* _INSTRUCTIONS FOR THE TASK_:
Repeat each entry exactly and drop the pictures.

* _MATERIALS PROVIDED_:
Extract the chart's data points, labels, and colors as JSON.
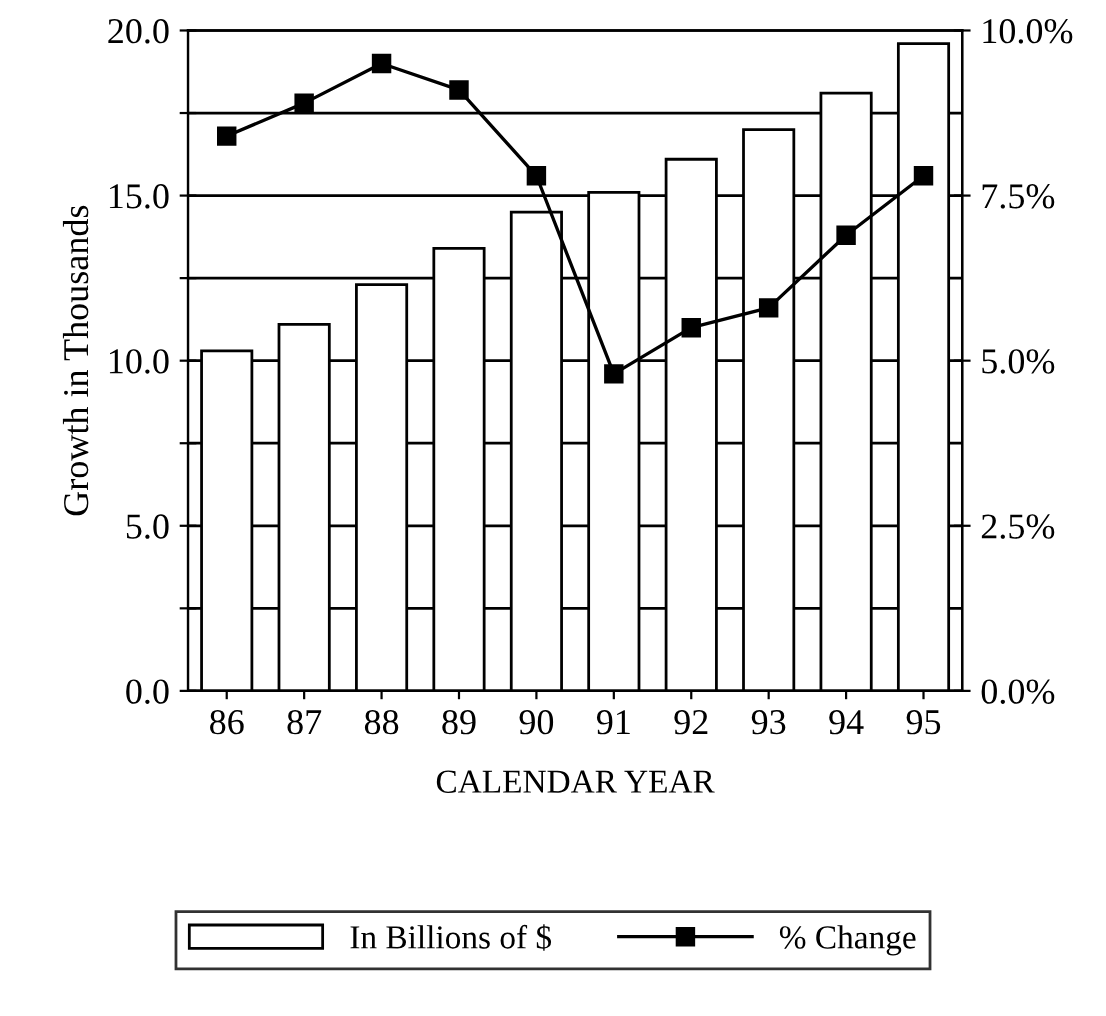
{
  "chart_data": {
    "type": "bar",
    "xlabel": "CALENDAR YEAR",
    "ylabel": "Growth in Thousands",
    "categories": [
      "86",
      "87",
      "88",
      "89",
      "90",
      "91",
      "92",
      "93",
      "94",
      "95"
    ],
    "series": [
      {
        "name": "In Billions of $",
        "color": "#ffffff",
        "values": [
          10.3,
          11.1,
          12.3,
          13.4,
          14.5,
          15.1,
          16.1,
          17.0,
          18.1,
          19.6
        ]
      },
      {
        "name": "% Change",
        "type": "line",
        "axis": "y2",
        "color": "#000000",
        "marker": "square",
        "values": [
          8.4,
          8.9,
          9.5,
          9.1,
          7.8,
          4.8,
          5.5,
          5.8,
          6.9,
          7.8
        ]
      }
    ],
    "ylim": [
      0,
      20
    ],
    "yticks": [
      {
        "value": 0,
        "label": "0.0"
      },
      {
        "value": 2.5,
        "label": null
      },
      {
        "value": 5,
        "label": "5.0"
      },
      {
        "value": 7.5,
        "label": null
      },
      {
        "value": 10,
        "label": "10.0"
      },
      {
        "value": 12.5,
        "label": null
      },
      {
        "value": 15,
        "label": "15.0"
      },
      {
        "value": 17.5,
        "label": null
      },
      {
        "value": 20,
        "label": "20.0"
      }
    ],
    "y2lim": [
      0,
      10
    ],
    "y2ticks": [
      {
        "value": 0,
        "label": "0.0%"
      },
      {
        "value": 2.5,
        "label": "2.5%"
      },
      {
        "value": 5,
        "label": "5.0%"
      },
      {
        "value": 7.5,
        "label": "7.5%"
      },
      {
        "value": 10,
        "label": "10.0%"
      }
    ],
    "grid": "y",
    "legend": "bottom"
  }
}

* _WRITTEN ANSWER_:
Extract the chart's data points, labels, and colors as JSON.
{
  "chart_data": {
    "type": "bar",
    "xlabel": "CALENDAR YEAR",
    "ylabel": "Growth in Thousands",
    "categories": [
      "86",
      "87",
      "88",
      "89",
      "90",
      "91",
      "92",
      "93",
      "94",
      "95"
    ],
    "series": [
      {
        "name": "In Billions of $",
        "color": "#ffffff",
        "values": [
          10.3,
          11.1,
          12.3,
          13.4,
          14.5,
          15.1,
          16.1,
          17.0,
          18.1,
          19.6
        ]
      },
      {
        "name": "% Change",
        "type": "line",
        "axis": "y2",
        "color": "#000000",
        "marker": "square",
        "values": [
          8.4,
          8.9,
          9.5,
          9.1,
          7.8,
          4.8,
          5.5,
          5.8,
          6.9,
          7.8
        ]
      }
    ],
    "ylim": [
      0,
      20
    ],
    "yticks": [
      {
        "value": 0,
        "label": "0.0"
      },
      {
        "value": 2.5,
        "label": null
      },
      {
        "value": 5,
        "label": "5.0"
      },
      {
        "value": 7.5,
        "label": null
      },
      {
        "value": 10,
        "label": "10.0"
      },
      {
        "value": 12.5,
        "label": null
      },
      {
        "value": 15,
        "label": "15.0"
      },
      {
        "value": 17.5,
        "label": null
      },
      {
        "value": 20,
        "label": "20.0"
      }
    ],
    "y2lim": [
      0,
      10
    ],
    "y2ticks": [
      {
        "value": 0,
        "label": "0.0%"
      },
      {
        "value": 2.5,
        "label": "2.5%"
      },
      {
        "value": 5,
        "label": "5.0%"
      },
      {
        "value": 7.5,
        "label": "7.5%"
      },
      {
        "value": 10,
        "label": "10.0%"
      }
    ],
    "grid": "y",
    "legend": "bottom"
  }
}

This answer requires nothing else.